■ **What you have to do**:
Give the records back in full, exactly as they read.

(Figure dataset records)
§

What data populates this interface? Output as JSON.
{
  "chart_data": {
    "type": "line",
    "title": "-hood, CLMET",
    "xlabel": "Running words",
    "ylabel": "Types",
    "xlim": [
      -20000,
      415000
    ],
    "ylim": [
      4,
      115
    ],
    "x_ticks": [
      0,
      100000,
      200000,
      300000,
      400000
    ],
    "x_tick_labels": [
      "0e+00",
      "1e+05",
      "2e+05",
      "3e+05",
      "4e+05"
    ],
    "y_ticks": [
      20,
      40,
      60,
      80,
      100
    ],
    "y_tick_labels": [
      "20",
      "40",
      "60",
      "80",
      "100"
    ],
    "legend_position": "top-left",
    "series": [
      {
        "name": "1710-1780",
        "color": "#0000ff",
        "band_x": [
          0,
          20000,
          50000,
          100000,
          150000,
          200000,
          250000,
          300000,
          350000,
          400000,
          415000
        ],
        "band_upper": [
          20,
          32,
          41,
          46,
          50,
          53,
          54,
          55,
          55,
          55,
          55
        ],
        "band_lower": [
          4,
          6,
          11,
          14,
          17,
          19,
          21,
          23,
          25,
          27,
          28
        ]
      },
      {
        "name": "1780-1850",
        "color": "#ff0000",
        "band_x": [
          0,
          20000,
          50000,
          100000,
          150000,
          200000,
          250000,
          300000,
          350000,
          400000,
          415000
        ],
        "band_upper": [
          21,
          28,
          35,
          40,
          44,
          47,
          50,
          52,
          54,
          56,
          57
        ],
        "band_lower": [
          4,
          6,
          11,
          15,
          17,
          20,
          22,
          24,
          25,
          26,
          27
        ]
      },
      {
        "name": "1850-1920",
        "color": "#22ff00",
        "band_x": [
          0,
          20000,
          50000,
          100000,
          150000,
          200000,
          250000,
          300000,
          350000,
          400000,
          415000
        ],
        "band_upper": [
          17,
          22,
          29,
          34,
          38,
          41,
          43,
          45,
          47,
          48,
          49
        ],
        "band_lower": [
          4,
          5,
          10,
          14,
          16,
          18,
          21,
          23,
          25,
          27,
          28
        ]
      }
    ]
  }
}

§

■ **Final answer**:
What data populates this interface? Output as JSON.
{
  "chart_data": {
    "type": "line",
    "title": "-hood, CLMET",
    "xlabel": "Running words",
    "ylabel": "Types",
    "xlim": [
      -20000,
      415000
    ],
    "ylim": [
      4,
      115
    ],
    "x_ticks": [
      0,
      100000,
      200000,
      300000,
      400000
    ],
    "x_tick_labels": [
      "0e+00",
      "1e+05",
      "2e+05",
      "3e+05",
      "4e+05"
    ],
    "y_ticks": [
      20,
      40,
      60,
      80,
      100
    ],
    "y_tick_labels": [
      "20",
      "40",
      "60",
      "80",
      "100"
    ],
    "legend_position": "top-left",
    "series": [
      {
        "name": "1710-1780",
        "color": "#0000ff",
        "band_x": [
          0,
          20000,
          50000,
          100000,
          150000,
          200000,
          250000,
          300000,
          350000,
          400000,
          415000
        ],
        "band_upper": [
          20,
          32,
          41,
          46,
          50,
          53,
          54,
          55,
          55,
          55,
          55
        ],
        "band_lower": [
          4,
          6,
          11,
          14,
          17,
          19,
          21,
          23,
          25,
          27,
          28
        ]
      },
      {
        "name": "1780-1850",
        "color": "#ff0000",
        "band_x": [
          0,
          20000,
          50000,
          100000,
          150000,
          200000,
          250000,
          300000,
          350000,
          400000,
          415000
        ],
        "band_upper": [
          21,
          28,
          35,
          40,
          44,
          47,
          50,
          52,
          54,
          56,
          57
        ],
        "band_lower": [
          4,
          6,
          11,
          15,
          17,
          20,
          22,
          24,
          25,
          26,
          27
        ]
      },
      {
        "name": "1850-1920",
        "color": "#22ff00",
        "band_x": [
          0,
          20000,
          50000,
          100000,
          150000,
          200000,
          250000,
          300000,
          350000,
          400000,
          415000
        ],
        "band_upper": [
          17,
          22,
          29,
          34,
          38,
          41,
          43,
          45,
          47,
          48,
          49
        ],
        "band_lower": [
          4,
          5,
          10,
          14,
          16,
          18,
          21,
          23,
          25,
          27,
          28
        ]
      }
    ]
  }
}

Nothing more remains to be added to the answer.